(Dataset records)
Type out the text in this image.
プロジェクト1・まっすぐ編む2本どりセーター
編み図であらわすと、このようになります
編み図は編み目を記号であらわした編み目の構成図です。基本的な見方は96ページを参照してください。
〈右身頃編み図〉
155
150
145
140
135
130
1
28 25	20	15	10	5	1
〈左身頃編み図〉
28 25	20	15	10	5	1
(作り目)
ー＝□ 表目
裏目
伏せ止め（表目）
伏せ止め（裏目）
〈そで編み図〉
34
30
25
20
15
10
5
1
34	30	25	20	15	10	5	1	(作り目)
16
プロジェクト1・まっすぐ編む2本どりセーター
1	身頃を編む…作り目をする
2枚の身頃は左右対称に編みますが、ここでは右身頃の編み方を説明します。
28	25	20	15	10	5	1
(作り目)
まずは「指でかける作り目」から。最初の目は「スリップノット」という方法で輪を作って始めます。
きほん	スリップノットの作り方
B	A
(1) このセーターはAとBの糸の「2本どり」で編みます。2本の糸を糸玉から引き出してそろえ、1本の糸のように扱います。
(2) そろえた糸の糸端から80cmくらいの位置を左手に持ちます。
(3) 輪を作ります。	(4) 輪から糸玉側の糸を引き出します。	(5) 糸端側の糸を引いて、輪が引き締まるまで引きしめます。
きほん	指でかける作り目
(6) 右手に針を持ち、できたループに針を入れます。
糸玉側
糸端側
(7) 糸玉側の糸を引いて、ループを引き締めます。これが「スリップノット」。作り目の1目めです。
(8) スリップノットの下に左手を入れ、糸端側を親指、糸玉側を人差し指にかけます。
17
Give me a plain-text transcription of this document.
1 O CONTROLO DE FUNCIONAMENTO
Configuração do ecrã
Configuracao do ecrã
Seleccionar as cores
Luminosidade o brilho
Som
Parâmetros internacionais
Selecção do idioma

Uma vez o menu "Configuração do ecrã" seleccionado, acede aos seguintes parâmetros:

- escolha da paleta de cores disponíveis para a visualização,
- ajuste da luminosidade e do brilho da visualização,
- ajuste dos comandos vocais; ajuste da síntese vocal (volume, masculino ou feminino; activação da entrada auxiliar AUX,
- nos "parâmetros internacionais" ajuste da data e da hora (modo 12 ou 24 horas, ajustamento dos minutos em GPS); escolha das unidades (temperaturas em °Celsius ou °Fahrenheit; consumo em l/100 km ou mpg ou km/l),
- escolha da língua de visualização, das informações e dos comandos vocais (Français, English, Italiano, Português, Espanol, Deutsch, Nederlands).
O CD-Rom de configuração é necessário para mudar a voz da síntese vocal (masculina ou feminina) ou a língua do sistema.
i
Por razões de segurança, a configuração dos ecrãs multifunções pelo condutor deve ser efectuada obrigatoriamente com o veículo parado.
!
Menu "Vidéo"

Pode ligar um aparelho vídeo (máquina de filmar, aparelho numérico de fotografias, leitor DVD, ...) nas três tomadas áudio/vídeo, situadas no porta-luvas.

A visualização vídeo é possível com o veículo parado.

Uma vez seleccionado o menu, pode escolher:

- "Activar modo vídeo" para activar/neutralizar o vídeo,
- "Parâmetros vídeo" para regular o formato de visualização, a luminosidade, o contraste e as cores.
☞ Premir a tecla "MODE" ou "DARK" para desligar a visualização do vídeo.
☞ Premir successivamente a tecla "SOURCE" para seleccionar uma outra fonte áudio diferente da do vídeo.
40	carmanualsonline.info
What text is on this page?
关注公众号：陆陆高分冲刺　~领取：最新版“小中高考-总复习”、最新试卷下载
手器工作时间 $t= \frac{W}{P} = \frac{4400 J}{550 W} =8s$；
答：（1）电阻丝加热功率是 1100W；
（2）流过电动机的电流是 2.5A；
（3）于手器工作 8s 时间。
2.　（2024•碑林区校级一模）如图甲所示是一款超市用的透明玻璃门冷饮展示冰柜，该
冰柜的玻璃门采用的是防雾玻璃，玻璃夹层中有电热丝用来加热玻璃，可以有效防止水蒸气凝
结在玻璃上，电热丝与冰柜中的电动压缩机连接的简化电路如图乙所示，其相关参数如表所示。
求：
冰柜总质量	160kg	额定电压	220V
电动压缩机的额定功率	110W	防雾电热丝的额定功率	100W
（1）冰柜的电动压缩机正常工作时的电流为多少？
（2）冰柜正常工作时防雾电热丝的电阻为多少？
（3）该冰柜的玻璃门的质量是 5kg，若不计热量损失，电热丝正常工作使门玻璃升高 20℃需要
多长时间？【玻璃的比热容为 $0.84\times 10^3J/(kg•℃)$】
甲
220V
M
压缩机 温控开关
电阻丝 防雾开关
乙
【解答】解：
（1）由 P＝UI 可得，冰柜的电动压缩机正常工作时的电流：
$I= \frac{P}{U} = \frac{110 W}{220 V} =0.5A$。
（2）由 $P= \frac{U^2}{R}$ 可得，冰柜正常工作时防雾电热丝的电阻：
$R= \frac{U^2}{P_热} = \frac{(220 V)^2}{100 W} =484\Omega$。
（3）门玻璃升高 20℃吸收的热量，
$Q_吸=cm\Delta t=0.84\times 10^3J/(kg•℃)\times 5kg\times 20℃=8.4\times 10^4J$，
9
* * *
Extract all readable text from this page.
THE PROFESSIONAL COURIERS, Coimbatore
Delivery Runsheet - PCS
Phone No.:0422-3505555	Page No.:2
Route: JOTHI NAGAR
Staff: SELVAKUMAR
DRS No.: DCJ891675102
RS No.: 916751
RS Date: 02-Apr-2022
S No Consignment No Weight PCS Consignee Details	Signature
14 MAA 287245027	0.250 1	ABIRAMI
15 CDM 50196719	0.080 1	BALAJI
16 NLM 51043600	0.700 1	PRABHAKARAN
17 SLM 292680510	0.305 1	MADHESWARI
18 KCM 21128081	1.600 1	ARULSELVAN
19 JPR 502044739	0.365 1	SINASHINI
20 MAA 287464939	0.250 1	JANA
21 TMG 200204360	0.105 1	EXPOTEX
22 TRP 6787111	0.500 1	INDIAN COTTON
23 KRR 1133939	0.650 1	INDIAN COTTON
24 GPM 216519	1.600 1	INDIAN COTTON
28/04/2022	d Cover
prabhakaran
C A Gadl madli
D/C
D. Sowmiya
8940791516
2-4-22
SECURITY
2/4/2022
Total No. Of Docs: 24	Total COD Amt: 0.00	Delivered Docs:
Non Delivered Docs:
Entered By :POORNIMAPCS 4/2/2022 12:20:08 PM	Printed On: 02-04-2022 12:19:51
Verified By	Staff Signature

• **Exercise instructions**
Look through the material and say how many lines hold "Docs". Give the number only.

• **Output below**
2